- [WHAT THE TASK REQUIRES] Collect each line containing "visiting".
┌──
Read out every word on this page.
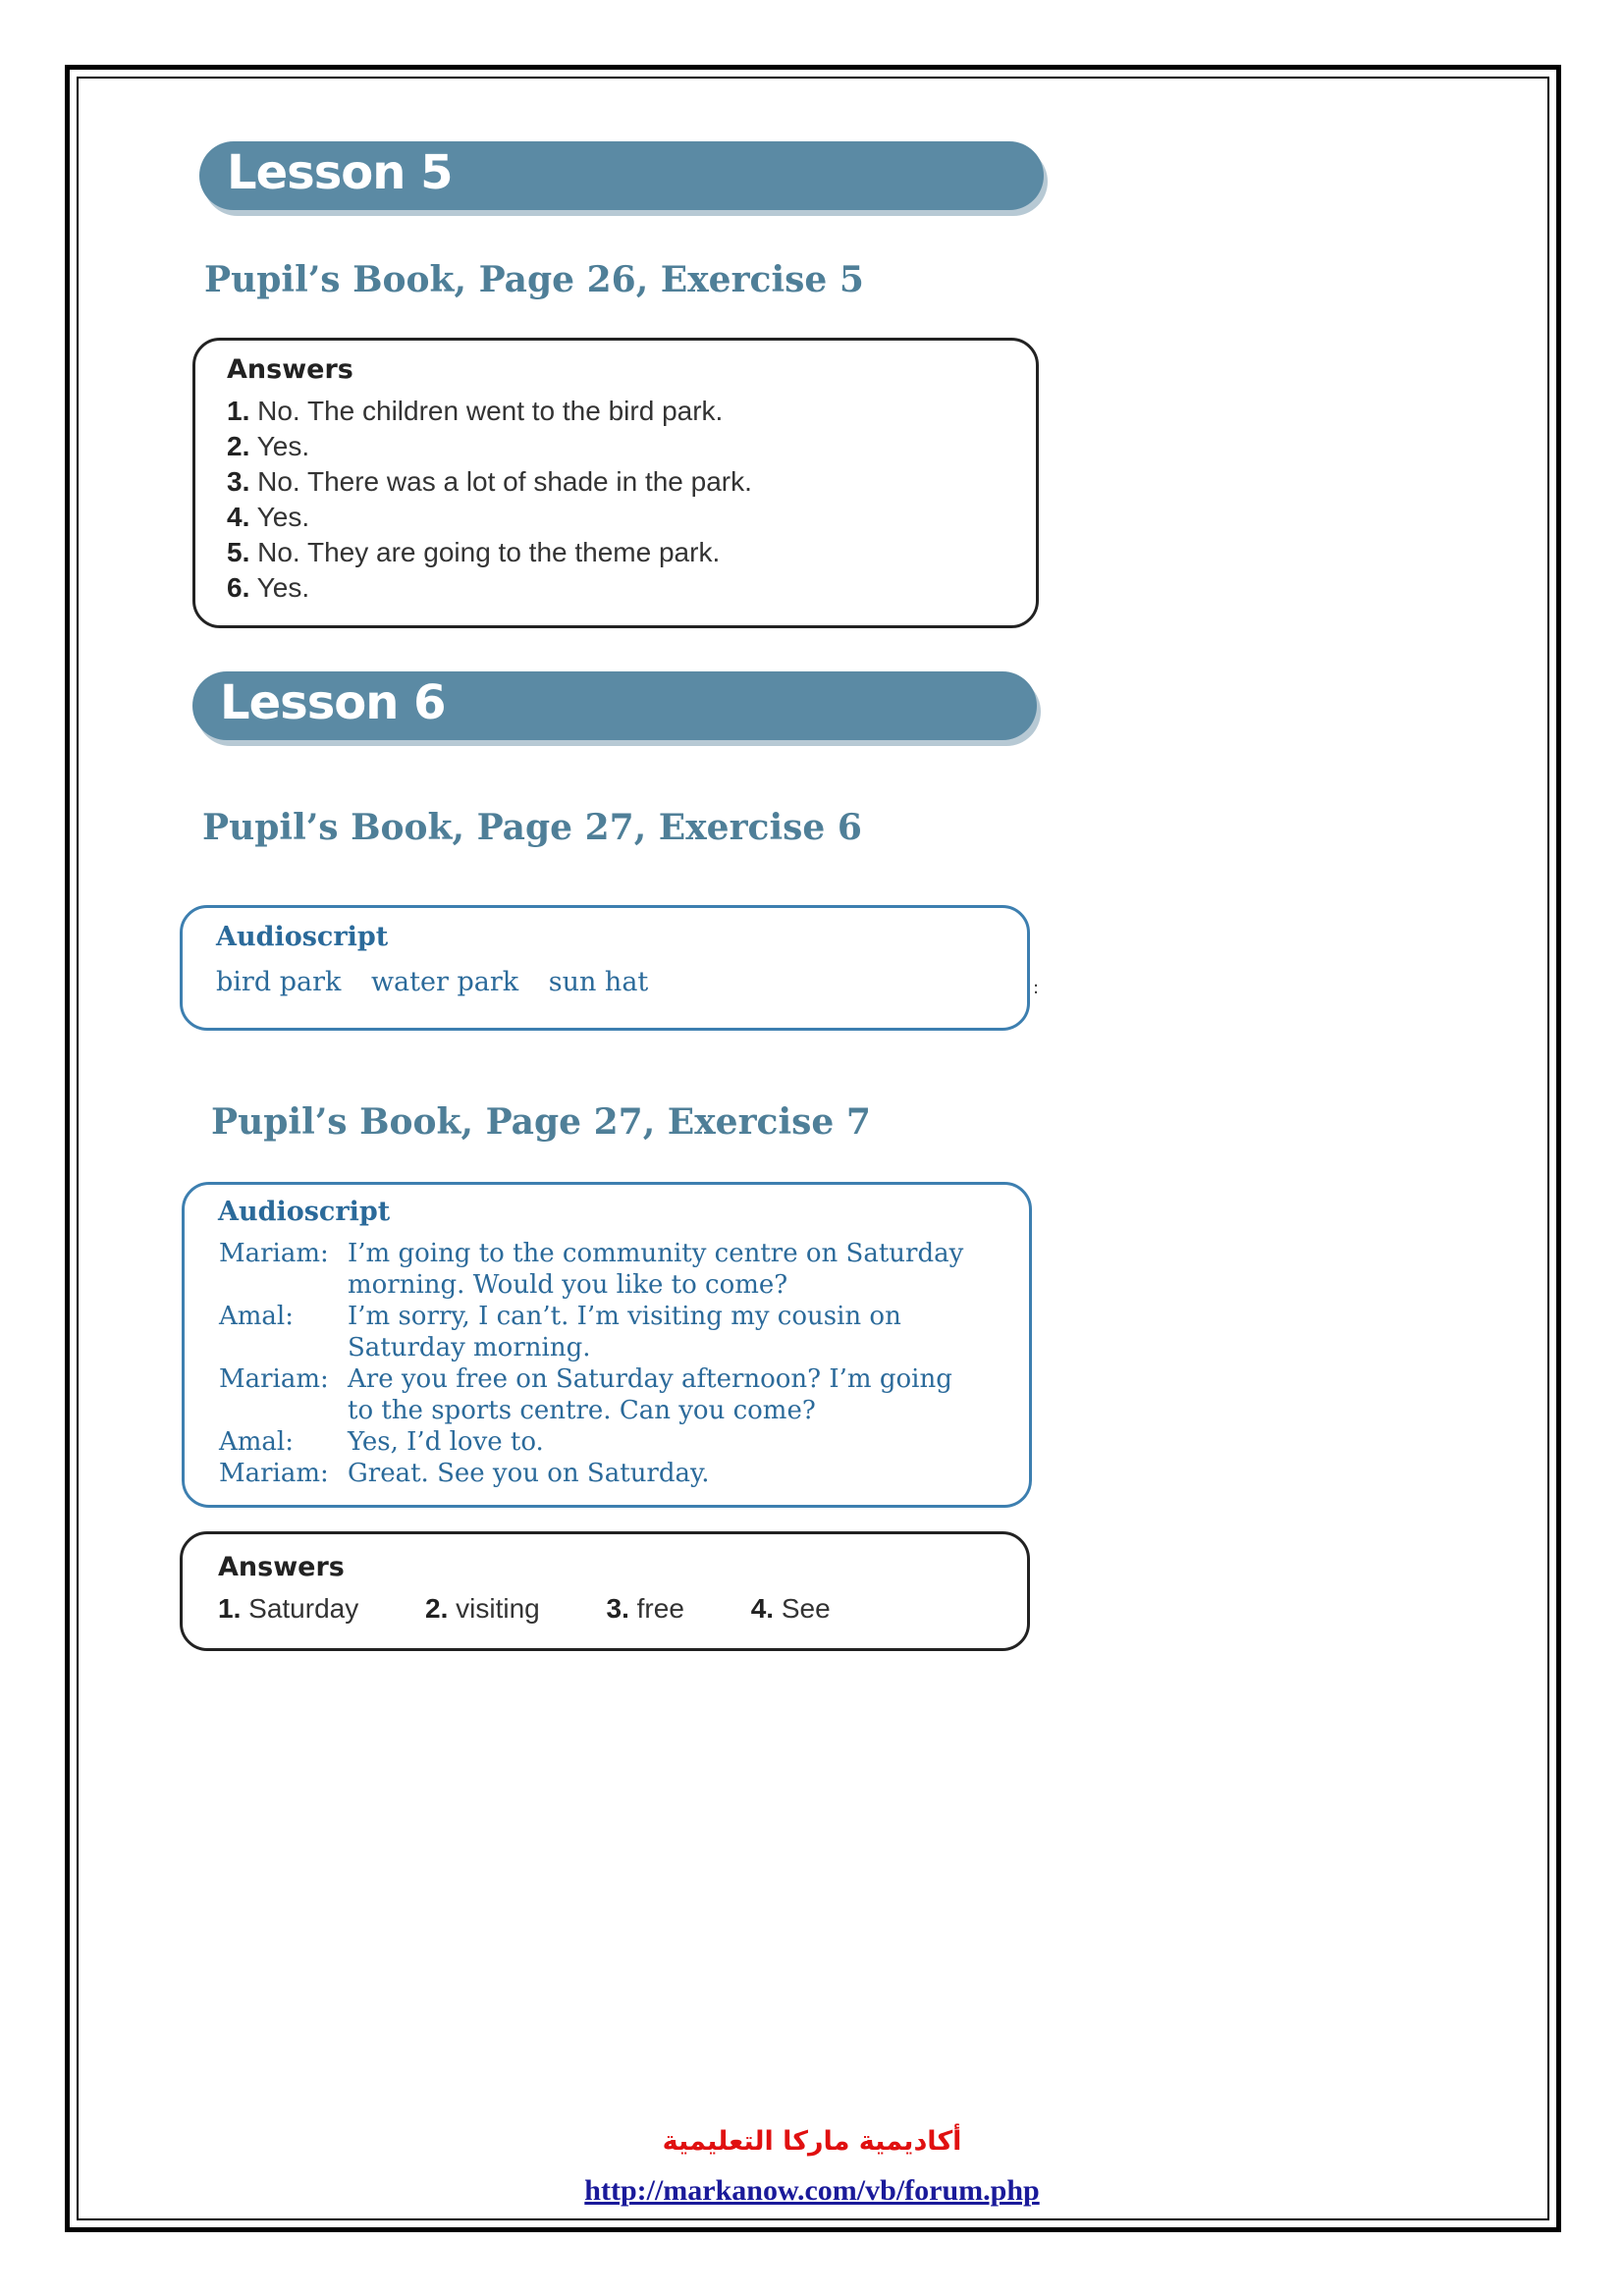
Lesson 5
Pupil’s Book, Page 26, Exercise 5

Answers

1. No. The children went to the bird park.
2. Yes.
3. No. There was a lot of shade in the park.
4. Yes.
5. No. They are going to the theme park.
6. Yes.
Lesson 6
Pupil’s Book, Page 27, Exercise 6

Audioscript

bird park water park sun hat	:
Pupil’s Book, Page 27, Exercise 7

Audioscript

Mariam: I’m going to the community centre on Saturday morning. Would you like to come?
Amal: I’m sorry, I can’t. I’m visiting my cousin on Saturday morning.
Mariam: Are you free on Saturday afternoon? I’m going to the sports centre. Can you come?
Amal: Yes, I’d love to.
Mariam: Great. See you on Saturday.

Answers

1. Saturday 2. visiting 3. free 4. See

أكاديمية ماركا التعليمية

http://markanow.com/vb/forum.php
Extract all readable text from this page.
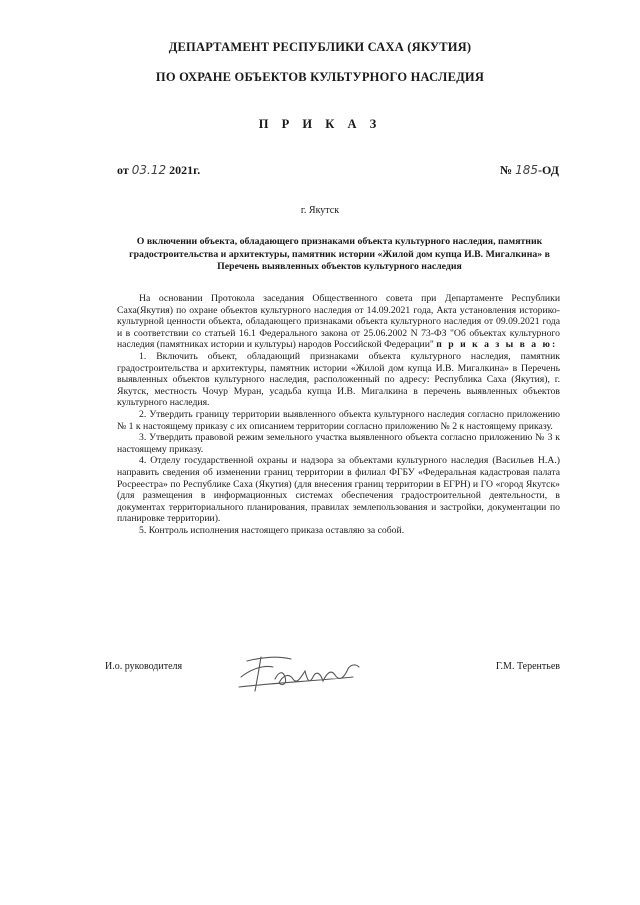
ДЕПАРТАМЕНТ РЕСПУБЛИКИ САХА (ЯКУТИЯ)
ПО ОХРАНЕ ОБЪЕКТОВ КУЛЬТУРНОГО НАСЛЕДИЯ
П Р И К А З
от 03.12 2021г.	№ 185-ОД
г. Якутск
О включении объекта, обладающего признаками объекта культурного наследия, памятник градостроительства и архитектуры, памятник истории «Жилой дом купца И.В. Мигалкина» в Перечень выявленных объектов культурного наследия

На основании Протокола заседания Общественного совета при Департаменте Республики Саха(Якутия) по охране объектов культурного наследия от 14.09.2021 года, Акта установления историко-культурной ценности объекта, обладающего признаками объекта культурного наследия от 09.09.2021 года и в соответствии со статьей 16.1 Федерального закона от 25.06.2002 N 73-ФЗ "Об объектах культурного наследия (памятниках истории и культуры) народов Российской Федерации" п р и к а з ы в а ю:

1. Включить объект, обладающий признаками объекта культурного наследия, памятник градостроительства и архитектуры, памятник истории «Жилой дом купца И.В. Мигалкина» в Перечень выявленных объектов культурного наследия, расположенный по адресу: Республика Саха (Якутия), г. Якутск, местность Чочур Муран, усадьба купца И.В. Мигалкина в перечень выявленных объектов культурного наследия.

2. Утвердить границу территории выявленного объекта культурного наследия согласно приложению № 1 к настоящему приказу с их описанием территории согласно приложению № 2 к настоящему приказу.

3. Утвердить правовой режим земельного участка выявленного объекта согласно приложению № 3 к настоящему приказу.

4. Отделу государственной охраны и надзора за объектами культурного наследия (Васильев Н.А.) направить сведения об изменении границ территории в филиал ФГБУ «Федеральная кадастровая палата Росреестра» по Республике Саха (Якутия) (для внесения границ территории в ЕГРН) и ГО «город Якутск» (для размещения в информационных системах обеспечения градостроительной деятельности, в документах территориального планирования, правилах землепользования и застройки, документации по планировке территории).

5. Контроль исполнения настоящего приказа оставляю за собой.

И.о. руководителя	Г.М. Терентьев
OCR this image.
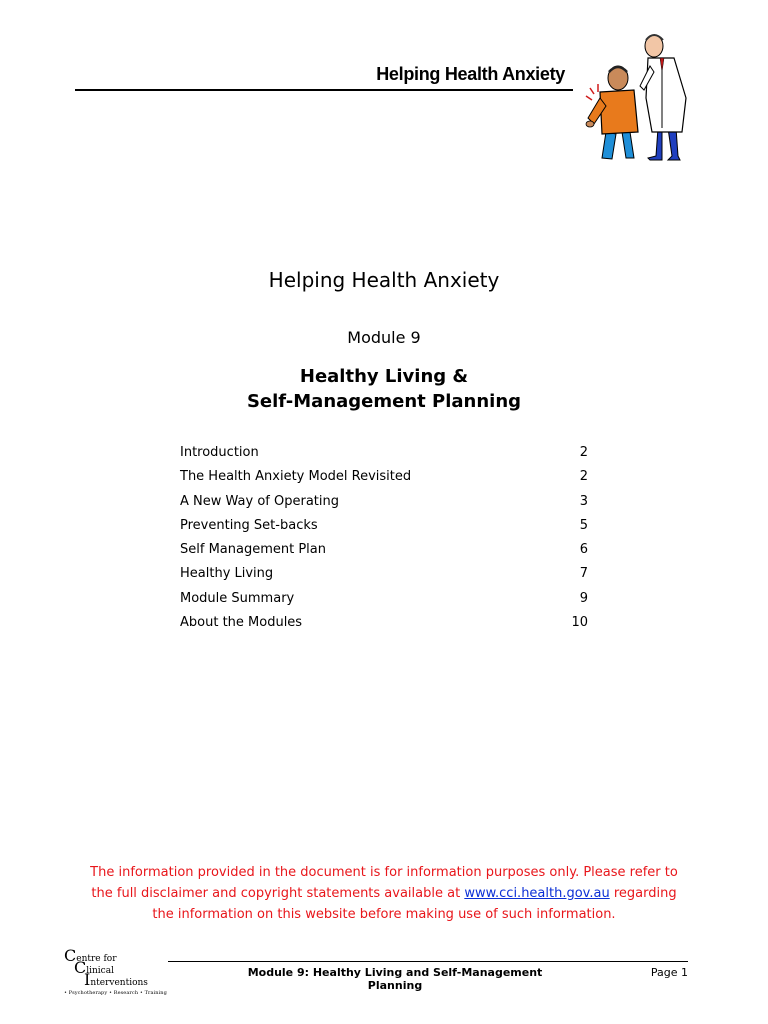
Helping Health Anxiety
Helping Health Anxiety
Module 9
Healthy Living &
Self-Management Planning
Introduction	2
The Health Anxiety Model Revisited	2
A New Way of Operating	3
Preventing Set-backs	5
Self Management Plan	6
Healthy Living	7
Module Summary	9
About the Modules	10
The information provided in the document is for information purposes only. Please refer to the full disclaimer and copyright statements available at www.cci.health.gov.au regarding the information on this website before making use of such information.
Centre for
Clinical
Interventions
• Psychotherapy • Research • Training
Module 9: Healthy Living and Self-Management Planning
Page 1
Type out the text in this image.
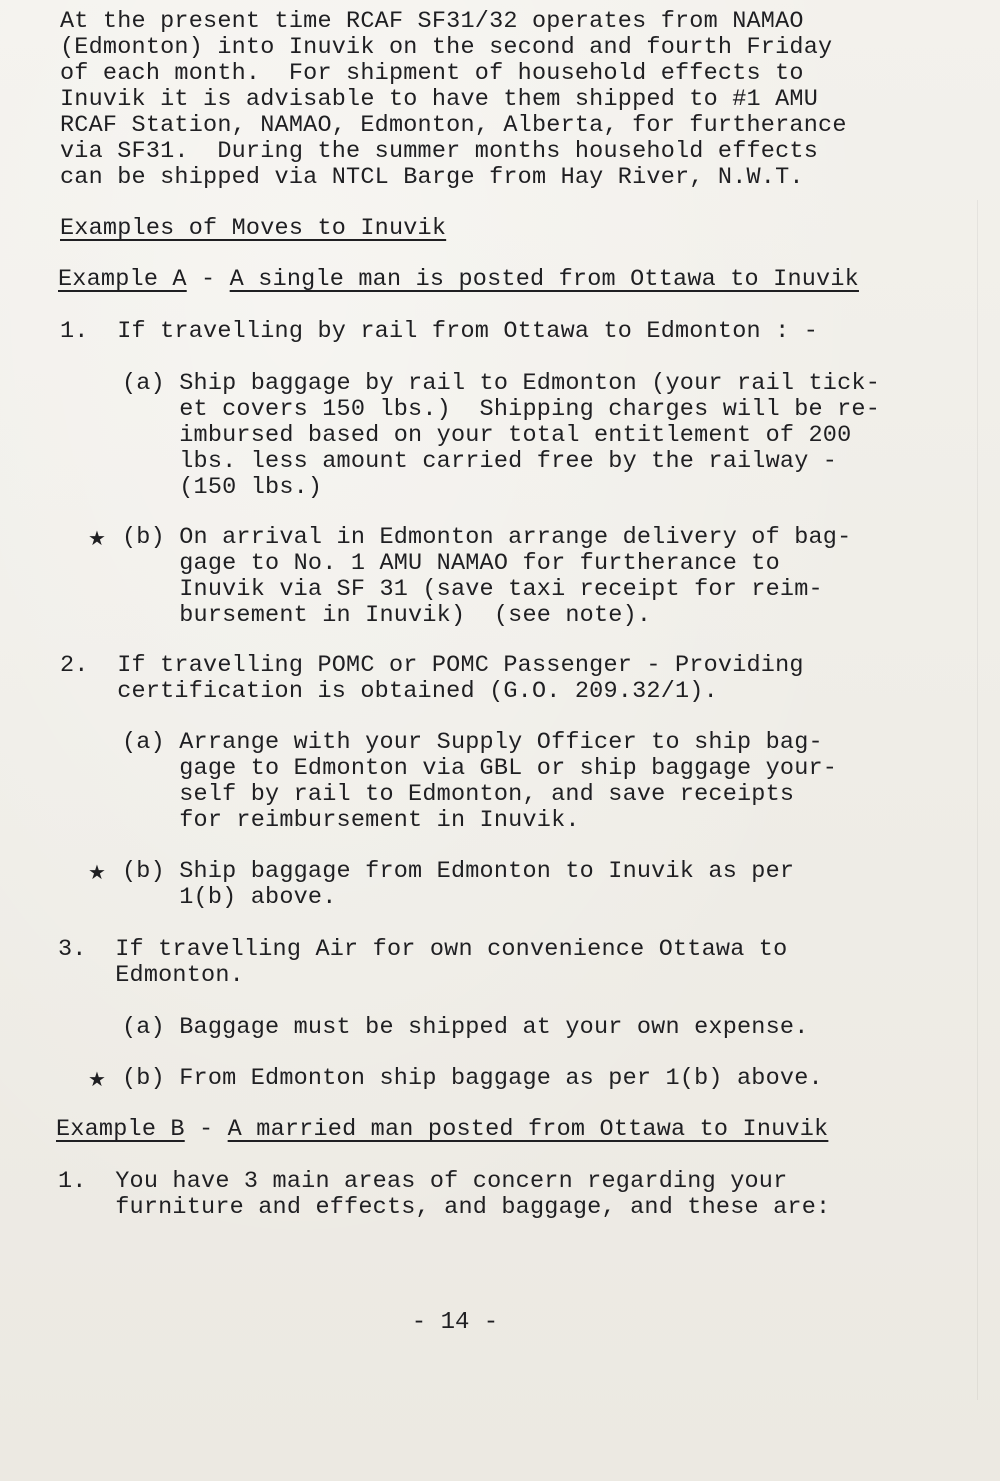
At the present time RCAF SF31/32 operates from NAMAO
(Edmonton) into Inuvik on the second and fourth Friday
of each month.  For shipment of household effects to
Inuvik it is advisable to have them shipped to #1 AMU
RCAF Station, NAMAO, Edmonton, Alberta, for furtherance
via SF31.  During the summer months household effects
can be shipped via NTCL Barge from Hay River, N.W.T.
Examples of Moves to Inuvik
Example A - A single man is posted from Ottawa to Inuvik
1.  If travelling by rail from Ottawa to Edmonton : -
(a) Ship baggage by rail to Edmonton (your rail tick-
et covers 150 lbs.)  Shipping charges will be re-
imbursed based on your total entitlement of 200
lbs. less amount carried free by the railway -
(150 lbs.)
★ (b) On arrival in Edmonton arrange delivery of bag-
gage to No. 1 AMU NAMAO for furtherance to
Inuvik via SF 31 (save taxi receipt for reim-
bursement in Inuvik)  (see note).
2.  If travelling POMC or POMC Passenger - Providing
certification is obtained (G.O. 209.32/1).
(a) Arrange with your Supply Officer to ship bag-
gage to Edmonton via GBL or ship baggage your-
self by rail to Edmonton, and save receipts
for reimbursement in Inuvik.
★ (b) Ship baggage from Edmonton to Inuvik as per
1(b) above.
3.  If travelling Air for own convenience Ottawa to
Edmonton.
(a) Baggage must be shipped at your own expense.
★ (b) From Edmonton ship baggage as per 1(b) above.
Example B - A married man posted from Ottawa to Inuvik
1.  You have 3 main areas of concern regarding your
furniture and effects, and baggage, and these are:
- 14 -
└──
- [THE SOLUTION]
Amal: I’m sorry, I can’t. I’m visiting my cousin on Saturday morning.
1. Saturday 2. visiting 3. free 4. See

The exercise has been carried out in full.